# TASK GOAL
Produce an exact copy of all the records.

# SOURCE RECORDS
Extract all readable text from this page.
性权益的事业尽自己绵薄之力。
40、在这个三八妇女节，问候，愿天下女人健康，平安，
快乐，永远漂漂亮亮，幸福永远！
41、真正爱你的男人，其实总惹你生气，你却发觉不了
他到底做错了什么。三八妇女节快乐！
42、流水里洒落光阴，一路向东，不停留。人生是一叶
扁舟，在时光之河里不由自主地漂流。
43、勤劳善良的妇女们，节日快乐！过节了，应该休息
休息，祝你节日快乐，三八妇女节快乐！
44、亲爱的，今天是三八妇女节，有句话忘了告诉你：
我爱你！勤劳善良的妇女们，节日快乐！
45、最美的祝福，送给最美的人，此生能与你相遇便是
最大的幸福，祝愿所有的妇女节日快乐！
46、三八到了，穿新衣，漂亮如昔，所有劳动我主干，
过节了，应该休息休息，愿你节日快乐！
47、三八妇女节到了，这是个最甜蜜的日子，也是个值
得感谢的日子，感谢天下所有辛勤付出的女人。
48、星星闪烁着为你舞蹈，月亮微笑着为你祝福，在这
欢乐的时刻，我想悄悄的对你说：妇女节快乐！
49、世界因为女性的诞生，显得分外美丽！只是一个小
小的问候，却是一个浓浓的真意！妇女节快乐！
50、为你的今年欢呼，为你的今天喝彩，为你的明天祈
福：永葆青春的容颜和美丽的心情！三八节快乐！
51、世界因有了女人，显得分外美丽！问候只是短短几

# RIGHT ANSWER
Extract all readable text from this page.
性权益的事业尽自己绵薄之力。
40、在这个三八妇女节，问候，愿天下女人健康，平安，
快乐，永远漂漂亮亮，幸福永远！
41、真正爱你的男人，其实总惹你生气，你却发觉不了
他到底做错了什么。三八妇女节快乐！
42、流水里洒落光阴，一路向东，不停留。人生是一叶
扁舟，在时光之河里不由自主地漂流。
43、勤劳善良的妇女们，节日快乐！过节了，应该休息
休息，祝你节日快乐，三八妇女节快乐！
44、亲爱的，今天是三八妇女节，有句话忘了告诉你：
我爱你！勤劳善良的妇女们，节日快乐！
45、最美的祝福，送给最美的人，此生能与你相遇便是
最大的幸福，祝愿所有的妇女节日快乐！
46、三八到了，穿新衣，漂亮如昔，所有劳动我主干，
过节了，应该休息休息，愿你节日快乐！
47、三八妇女节到了，这是个最甜蜜的日子，也是个值
得感谢的日子，感谢天下所有辛勤付出的女人。
48、星星闪烁着为你舞蹈，月亮微笑着为你祝福，在这
欢乐的时刻，我想悄悄的对你说：妇女节快乐！
49、世界因为女性的诞生，显得分外美丽！只是一个小
小的问候，却是一个浓浓的真意！妇女节快乐！
50、为你的今年欢呼，为你的今天喝彩，为你的明天祈
福：永葆青春的容颜和美丽的心情！三八节快乐！
51、世界因有了女人，显得分外美丽！问候只是短短几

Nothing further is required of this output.